Stated task:
Reproduce verbatim the lines below, from the first line through the line containing "table-row: Career: Undergraduate", including both.

## START

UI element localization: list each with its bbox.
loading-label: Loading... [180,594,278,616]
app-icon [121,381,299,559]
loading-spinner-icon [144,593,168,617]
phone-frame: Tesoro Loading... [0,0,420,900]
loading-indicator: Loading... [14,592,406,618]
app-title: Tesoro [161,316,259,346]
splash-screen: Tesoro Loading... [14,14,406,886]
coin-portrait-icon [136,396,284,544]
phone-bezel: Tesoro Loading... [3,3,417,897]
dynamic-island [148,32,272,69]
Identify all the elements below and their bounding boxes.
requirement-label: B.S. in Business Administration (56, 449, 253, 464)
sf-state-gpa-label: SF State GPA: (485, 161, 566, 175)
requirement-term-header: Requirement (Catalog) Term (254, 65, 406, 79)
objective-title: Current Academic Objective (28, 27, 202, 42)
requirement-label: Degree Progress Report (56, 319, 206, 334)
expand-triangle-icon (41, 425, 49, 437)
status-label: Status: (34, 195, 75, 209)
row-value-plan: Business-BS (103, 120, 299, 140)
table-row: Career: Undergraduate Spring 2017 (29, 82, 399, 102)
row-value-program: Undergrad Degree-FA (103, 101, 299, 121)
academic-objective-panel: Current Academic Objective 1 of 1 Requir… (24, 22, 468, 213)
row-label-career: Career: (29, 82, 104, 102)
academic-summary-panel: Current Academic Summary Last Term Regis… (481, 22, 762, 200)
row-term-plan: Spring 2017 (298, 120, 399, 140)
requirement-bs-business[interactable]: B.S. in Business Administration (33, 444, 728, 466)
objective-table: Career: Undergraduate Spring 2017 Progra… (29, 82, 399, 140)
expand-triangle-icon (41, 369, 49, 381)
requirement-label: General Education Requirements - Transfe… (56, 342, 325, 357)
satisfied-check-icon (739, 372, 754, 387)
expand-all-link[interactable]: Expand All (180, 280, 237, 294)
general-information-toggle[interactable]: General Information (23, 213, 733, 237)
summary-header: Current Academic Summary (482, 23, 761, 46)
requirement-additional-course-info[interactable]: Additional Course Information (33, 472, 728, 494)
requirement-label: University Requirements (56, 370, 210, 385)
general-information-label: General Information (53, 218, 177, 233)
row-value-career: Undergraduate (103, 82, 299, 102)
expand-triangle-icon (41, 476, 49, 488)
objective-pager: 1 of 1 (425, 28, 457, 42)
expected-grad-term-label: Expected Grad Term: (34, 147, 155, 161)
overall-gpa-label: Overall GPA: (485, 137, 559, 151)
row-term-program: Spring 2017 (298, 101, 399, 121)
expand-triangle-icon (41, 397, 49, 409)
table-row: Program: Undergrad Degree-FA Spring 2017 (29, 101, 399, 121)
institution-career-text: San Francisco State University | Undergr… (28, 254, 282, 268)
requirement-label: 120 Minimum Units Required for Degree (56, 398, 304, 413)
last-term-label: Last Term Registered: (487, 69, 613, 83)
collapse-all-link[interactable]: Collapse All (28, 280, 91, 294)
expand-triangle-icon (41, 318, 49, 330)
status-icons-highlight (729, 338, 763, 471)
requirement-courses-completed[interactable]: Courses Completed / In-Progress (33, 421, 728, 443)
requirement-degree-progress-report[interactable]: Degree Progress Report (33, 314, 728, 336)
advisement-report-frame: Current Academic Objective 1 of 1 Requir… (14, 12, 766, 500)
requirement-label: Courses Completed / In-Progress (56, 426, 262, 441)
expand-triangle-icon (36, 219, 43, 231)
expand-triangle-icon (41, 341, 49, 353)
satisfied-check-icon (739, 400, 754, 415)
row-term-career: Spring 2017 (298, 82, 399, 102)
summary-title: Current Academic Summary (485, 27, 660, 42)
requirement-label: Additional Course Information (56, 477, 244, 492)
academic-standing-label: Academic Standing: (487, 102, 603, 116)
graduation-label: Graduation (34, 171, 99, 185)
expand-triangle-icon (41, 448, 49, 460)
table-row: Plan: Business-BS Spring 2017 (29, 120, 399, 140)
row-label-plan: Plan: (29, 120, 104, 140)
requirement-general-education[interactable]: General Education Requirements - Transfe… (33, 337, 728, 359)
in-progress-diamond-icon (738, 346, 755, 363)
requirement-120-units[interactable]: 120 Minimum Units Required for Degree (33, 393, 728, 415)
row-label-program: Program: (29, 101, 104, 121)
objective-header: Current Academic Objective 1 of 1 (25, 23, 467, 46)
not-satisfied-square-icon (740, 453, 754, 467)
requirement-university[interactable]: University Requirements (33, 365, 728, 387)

## END

Output below:
UI element localization: list each with its bbox.
loading-label: Loading... [180,594,278,616]
app-icon [121,381,299,559]
loading-spinner-icon [144,593,168,617]
phone-frame: Tesoro Loading... [0,0,420,900]
loading-indicator: Loading... [14,592,406,618]
app-title: Tesoro [161,316,259,346]
splash-screen: Tesoro Loading... [14,14,406,886]
coin-portrait-icon [136,396,284,544]
phone-bezel: Tesoro Loading... [3,3,417,897]
dynamic-island [148,32,272,69]
Identify all the elements below and their bounding boxes.
requirement-label: B.S. in Business Administration (56, 449, 253, 464)
sf-state-gpa-label: SF State GPA: (485, 161, 566, 175)
requirement-term-header: Requirement (Catalog) Term (254, 65, 406, 79)
objective-title: Current Academic Objective (28, 27, 202, 42)
requirement-label: Degree Progress Report (56, 319, 206, 334)
expand-triangle-icon (41, 425, 49, 437)
status-label: Status: (34, 195, 75, 209)
row-value-plan: Business-BS (103, 120, 299, 140)
table-row: Career: Undergraduate Spring 2017 (29, 82, 399, 102)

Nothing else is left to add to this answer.